## BRIEF
Collect each line of the records containing the string "matero".

## EXERCISE DATA

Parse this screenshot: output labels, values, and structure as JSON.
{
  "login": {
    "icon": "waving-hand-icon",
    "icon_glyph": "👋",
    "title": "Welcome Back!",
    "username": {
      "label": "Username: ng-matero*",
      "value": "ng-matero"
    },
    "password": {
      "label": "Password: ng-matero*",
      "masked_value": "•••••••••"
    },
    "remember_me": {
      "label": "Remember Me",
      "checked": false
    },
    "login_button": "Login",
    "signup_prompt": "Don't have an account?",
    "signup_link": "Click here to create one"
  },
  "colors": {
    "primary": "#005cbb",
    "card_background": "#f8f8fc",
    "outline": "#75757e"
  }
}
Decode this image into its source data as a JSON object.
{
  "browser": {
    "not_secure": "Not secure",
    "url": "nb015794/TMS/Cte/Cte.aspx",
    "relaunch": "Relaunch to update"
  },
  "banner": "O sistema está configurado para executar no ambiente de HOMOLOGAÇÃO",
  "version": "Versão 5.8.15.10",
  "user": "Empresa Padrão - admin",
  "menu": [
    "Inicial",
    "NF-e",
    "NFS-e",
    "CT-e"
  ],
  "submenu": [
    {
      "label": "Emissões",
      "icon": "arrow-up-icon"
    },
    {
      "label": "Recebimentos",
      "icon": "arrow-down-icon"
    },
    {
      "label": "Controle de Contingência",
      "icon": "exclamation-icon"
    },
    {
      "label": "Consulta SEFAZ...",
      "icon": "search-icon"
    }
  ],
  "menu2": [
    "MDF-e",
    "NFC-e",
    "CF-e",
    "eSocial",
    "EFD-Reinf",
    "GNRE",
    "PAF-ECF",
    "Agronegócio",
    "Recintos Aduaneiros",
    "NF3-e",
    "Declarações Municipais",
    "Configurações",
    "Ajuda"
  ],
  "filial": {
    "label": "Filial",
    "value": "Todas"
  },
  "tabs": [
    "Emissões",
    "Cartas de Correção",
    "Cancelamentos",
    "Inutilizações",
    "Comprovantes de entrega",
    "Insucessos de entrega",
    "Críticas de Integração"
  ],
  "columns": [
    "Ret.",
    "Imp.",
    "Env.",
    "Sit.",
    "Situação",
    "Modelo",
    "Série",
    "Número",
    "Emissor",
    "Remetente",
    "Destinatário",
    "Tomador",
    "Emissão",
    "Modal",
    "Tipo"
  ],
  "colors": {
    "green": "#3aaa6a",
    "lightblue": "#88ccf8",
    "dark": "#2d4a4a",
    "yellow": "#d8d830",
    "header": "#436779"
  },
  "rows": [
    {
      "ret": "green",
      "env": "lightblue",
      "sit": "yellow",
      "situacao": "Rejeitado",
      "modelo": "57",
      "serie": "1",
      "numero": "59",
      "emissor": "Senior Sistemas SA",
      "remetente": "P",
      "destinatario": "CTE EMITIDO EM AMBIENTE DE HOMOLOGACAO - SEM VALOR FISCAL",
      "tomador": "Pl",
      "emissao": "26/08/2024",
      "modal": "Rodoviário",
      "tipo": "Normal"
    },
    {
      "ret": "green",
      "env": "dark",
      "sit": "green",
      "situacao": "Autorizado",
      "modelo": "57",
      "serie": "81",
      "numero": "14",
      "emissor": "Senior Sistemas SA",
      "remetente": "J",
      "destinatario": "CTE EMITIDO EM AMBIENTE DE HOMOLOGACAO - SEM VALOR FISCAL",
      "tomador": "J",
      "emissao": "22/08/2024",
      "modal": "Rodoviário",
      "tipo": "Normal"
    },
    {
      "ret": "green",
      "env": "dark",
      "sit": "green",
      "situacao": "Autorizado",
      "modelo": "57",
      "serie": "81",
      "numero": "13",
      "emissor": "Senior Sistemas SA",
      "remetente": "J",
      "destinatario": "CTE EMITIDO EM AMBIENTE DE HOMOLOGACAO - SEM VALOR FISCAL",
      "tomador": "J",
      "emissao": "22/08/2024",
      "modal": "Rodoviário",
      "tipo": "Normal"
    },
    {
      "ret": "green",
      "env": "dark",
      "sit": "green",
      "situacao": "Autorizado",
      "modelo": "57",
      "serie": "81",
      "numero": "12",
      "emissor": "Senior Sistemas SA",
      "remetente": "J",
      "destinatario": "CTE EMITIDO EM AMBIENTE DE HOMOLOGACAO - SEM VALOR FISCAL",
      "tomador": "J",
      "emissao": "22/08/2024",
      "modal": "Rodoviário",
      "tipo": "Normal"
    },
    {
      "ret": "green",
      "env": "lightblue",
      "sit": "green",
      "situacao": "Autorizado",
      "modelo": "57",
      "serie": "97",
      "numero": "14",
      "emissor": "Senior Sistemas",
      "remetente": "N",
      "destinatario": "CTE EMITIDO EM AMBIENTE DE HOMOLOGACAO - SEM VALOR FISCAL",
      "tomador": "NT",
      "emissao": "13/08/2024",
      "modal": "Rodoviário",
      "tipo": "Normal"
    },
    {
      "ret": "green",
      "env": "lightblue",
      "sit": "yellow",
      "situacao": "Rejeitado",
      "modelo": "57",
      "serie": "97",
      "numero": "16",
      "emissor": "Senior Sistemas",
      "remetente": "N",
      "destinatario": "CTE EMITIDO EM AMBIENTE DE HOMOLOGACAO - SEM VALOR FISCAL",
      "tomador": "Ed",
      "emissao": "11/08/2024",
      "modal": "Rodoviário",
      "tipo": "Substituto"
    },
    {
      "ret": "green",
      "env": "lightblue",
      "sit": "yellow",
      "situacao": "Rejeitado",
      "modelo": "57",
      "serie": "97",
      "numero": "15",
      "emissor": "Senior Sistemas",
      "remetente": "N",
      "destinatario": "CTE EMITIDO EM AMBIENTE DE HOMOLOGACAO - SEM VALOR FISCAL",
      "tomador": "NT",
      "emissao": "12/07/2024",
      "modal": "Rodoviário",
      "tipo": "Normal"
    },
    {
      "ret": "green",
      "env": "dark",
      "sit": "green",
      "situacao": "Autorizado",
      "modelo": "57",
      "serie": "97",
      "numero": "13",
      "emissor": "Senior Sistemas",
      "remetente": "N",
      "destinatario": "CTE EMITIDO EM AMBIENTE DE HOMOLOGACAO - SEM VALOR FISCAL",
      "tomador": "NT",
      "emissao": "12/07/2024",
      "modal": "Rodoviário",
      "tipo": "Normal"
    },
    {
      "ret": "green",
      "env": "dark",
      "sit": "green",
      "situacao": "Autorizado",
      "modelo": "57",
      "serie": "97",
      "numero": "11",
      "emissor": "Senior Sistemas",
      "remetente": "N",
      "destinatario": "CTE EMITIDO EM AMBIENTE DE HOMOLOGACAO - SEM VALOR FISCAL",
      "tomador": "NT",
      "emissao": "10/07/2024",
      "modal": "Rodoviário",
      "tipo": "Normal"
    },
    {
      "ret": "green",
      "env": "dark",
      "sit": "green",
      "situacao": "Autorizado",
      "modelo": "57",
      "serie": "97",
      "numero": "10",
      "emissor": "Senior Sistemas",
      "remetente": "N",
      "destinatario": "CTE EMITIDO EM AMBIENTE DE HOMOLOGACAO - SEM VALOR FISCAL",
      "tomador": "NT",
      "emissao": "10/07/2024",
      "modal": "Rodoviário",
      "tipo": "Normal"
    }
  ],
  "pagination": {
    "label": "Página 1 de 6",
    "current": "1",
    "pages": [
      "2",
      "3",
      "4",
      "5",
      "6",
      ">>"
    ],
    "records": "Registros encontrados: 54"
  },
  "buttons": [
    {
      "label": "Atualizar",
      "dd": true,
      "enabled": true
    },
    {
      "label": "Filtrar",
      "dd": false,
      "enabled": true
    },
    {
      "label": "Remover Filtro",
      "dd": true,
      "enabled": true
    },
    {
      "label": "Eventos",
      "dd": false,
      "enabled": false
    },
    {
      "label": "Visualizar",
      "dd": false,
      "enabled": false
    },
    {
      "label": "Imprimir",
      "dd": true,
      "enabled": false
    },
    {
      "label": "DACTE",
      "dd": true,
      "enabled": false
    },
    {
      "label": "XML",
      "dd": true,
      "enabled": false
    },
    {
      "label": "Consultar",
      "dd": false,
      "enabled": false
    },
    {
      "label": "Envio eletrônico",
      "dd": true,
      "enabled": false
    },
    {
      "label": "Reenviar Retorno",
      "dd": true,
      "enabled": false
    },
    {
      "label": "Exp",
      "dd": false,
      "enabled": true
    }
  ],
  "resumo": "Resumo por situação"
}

## EXERCISE SOLUTION
      "label": "Username: ng-matero*",
      "value": "ng-matero"
      "label": "Password: ng-matero*",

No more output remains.